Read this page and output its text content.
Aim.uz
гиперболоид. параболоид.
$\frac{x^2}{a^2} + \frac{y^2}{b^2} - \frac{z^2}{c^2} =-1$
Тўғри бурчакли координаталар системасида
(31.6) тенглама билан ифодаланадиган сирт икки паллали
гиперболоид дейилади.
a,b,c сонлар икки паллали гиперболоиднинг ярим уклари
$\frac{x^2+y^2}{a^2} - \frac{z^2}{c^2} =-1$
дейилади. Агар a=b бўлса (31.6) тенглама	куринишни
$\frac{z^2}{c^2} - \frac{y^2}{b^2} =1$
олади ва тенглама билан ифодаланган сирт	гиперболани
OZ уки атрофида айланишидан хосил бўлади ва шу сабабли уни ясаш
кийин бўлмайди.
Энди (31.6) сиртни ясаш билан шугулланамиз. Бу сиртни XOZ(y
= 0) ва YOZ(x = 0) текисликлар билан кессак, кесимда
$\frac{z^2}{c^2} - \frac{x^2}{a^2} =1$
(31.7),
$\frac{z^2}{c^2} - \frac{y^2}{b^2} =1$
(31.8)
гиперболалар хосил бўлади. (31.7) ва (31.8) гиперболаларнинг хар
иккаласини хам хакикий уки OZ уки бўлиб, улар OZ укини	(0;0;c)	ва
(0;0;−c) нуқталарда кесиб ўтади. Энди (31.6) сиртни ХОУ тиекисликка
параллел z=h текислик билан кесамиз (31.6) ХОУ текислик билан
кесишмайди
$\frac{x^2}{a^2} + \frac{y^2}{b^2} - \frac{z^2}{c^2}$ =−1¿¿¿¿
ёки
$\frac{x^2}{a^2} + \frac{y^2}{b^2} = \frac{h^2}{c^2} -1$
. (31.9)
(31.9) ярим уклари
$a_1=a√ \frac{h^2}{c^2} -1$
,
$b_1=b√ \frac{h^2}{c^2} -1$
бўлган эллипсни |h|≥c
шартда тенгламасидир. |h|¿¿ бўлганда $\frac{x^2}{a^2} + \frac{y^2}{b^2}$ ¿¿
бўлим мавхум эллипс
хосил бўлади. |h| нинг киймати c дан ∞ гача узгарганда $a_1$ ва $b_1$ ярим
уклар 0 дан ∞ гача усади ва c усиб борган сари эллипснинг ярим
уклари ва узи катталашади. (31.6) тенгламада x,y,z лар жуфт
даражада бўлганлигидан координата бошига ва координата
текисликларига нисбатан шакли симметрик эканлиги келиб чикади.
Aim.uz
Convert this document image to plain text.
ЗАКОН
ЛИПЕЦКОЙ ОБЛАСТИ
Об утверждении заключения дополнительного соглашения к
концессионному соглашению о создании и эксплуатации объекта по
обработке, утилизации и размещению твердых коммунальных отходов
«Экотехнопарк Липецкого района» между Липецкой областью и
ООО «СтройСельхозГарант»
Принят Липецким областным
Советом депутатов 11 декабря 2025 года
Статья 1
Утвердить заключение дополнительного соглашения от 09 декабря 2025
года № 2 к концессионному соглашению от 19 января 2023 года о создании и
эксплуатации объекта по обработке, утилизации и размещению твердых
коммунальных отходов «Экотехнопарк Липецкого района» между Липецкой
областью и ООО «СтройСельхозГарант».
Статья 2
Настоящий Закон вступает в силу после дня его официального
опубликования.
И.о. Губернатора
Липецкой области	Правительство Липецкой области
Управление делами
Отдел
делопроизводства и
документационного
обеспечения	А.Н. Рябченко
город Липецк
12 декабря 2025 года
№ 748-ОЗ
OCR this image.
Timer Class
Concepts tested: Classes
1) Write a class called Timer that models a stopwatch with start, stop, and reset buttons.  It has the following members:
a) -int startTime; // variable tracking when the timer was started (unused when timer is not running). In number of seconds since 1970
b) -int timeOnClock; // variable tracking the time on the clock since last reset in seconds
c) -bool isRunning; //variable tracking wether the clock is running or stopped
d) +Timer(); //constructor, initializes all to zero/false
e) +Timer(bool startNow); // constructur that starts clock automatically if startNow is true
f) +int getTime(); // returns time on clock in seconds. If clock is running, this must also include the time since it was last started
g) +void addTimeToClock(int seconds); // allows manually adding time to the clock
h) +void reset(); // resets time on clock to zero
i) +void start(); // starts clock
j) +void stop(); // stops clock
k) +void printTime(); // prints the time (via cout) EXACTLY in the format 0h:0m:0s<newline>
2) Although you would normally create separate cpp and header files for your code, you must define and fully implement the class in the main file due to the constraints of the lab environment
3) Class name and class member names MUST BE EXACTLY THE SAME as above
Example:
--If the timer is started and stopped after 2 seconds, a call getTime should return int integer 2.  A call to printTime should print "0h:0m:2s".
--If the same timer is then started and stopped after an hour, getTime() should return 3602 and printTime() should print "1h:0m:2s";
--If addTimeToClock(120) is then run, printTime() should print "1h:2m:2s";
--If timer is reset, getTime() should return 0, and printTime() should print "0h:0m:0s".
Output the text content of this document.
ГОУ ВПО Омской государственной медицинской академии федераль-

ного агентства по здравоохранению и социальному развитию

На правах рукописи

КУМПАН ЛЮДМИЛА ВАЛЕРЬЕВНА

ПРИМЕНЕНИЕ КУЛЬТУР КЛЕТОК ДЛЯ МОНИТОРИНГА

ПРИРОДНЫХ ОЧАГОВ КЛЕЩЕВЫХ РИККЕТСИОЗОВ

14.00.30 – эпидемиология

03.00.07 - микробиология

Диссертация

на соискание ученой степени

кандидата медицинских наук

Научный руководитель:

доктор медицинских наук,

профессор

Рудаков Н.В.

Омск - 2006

------------------------------------------------------------

■ Task details ■
Count every line above that holds the word "уклари", and state the number and nothing more.

■ Answer to the task ■
3